Supplied records:
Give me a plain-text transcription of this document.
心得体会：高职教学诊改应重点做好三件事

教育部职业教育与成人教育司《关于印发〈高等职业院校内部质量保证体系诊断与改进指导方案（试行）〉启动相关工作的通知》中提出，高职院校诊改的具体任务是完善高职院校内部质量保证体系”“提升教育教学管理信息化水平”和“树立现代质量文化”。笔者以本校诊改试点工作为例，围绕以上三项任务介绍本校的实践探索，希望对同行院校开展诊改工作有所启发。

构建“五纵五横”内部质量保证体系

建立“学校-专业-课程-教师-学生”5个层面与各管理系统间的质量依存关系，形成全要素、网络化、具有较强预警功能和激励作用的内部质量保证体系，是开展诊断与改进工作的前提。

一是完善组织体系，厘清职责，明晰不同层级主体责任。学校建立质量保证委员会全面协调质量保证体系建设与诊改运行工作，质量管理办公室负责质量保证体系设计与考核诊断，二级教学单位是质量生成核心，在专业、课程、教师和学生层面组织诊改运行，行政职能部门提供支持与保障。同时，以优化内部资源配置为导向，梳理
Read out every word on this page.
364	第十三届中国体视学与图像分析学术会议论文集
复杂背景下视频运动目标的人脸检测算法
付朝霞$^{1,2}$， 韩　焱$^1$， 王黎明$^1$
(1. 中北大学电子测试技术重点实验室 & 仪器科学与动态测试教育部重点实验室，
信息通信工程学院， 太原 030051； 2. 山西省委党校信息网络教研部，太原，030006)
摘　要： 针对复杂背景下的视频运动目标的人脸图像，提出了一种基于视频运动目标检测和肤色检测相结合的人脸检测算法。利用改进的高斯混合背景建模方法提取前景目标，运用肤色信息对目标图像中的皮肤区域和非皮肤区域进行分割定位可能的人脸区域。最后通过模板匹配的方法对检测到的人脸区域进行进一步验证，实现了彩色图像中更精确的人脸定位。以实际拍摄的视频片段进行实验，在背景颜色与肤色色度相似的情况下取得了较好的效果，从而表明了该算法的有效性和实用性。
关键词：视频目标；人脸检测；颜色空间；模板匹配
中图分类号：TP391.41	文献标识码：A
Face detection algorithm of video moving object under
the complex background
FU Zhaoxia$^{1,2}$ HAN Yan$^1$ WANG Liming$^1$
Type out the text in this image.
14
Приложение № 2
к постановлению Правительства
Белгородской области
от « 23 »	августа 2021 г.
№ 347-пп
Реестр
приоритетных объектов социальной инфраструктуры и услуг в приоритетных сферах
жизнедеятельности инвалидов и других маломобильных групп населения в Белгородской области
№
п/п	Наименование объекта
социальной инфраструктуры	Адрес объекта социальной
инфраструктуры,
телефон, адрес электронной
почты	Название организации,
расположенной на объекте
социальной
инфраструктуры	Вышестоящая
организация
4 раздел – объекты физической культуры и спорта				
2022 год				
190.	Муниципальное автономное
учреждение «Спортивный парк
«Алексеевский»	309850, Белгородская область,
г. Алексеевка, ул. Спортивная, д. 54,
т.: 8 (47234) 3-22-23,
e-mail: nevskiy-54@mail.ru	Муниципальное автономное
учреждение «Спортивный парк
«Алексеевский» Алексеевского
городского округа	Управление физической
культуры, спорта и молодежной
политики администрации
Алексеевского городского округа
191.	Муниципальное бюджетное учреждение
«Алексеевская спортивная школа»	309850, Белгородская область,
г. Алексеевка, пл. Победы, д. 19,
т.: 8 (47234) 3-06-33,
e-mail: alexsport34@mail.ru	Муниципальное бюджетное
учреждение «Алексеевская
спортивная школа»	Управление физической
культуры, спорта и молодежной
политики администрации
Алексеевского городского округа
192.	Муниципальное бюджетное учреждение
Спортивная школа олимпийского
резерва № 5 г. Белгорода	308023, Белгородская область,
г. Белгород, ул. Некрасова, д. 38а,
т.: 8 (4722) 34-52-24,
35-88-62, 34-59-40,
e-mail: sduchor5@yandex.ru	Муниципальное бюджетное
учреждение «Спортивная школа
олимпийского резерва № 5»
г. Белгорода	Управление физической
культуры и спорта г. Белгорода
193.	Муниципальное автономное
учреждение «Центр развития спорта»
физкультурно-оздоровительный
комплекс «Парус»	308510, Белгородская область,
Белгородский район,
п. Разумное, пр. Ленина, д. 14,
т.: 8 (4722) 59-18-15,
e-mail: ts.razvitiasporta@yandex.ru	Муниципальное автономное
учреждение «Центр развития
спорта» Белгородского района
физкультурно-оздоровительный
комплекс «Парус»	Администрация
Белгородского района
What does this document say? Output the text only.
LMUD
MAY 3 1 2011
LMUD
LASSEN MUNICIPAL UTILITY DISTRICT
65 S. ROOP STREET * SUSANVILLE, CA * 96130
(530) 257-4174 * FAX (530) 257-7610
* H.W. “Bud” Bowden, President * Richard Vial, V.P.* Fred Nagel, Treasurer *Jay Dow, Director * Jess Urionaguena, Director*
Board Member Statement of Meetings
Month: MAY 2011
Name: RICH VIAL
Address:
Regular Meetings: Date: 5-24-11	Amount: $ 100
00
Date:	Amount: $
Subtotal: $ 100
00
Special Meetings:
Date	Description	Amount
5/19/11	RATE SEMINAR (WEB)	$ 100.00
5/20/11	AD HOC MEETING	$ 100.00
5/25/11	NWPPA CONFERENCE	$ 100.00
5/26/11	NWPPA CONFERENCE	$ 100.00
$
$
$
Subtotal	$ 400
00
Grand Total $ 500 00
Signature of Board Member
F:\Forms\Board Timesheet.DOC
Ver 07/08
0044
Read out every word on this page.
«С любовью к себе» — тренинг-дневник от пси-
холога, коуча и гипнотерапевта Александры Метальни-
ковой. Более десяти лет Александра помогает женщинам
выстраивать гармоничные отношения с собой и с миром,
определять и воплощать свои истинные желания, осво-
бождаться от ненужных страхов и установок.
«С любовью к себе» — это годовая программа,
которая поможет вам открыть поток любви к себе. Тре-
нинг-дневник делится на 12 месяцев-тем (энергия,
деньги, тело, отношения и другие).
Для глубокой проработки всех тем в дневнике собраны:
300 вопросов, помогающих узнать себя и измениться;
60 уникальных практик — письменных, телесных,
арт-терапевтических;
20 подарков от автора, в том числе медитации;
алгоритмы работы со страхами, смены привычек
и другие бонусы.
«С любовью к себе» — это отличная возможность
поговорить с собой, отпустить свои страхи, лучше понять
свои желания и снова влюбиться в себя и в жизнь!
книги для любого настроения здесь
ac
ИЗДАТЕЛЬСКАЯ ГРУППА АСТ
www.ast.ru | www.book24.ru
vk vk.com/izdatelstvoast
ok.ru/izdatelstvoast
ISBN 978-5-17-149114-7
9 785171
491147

What is expected: Scan the material above for the word "учреждение". Copy each line where it occurs.

Response:
учреждение «Спортивный парк
учреждение «Спортивный парк
191.	Муниципальное бюджетное учреждение
учреждение «Алексеевская
192.	Муниципальное бюджетное учреждение
учреждение «Спортивная школа
учреждение «Центр развития спорта»
учреждение «Центр развития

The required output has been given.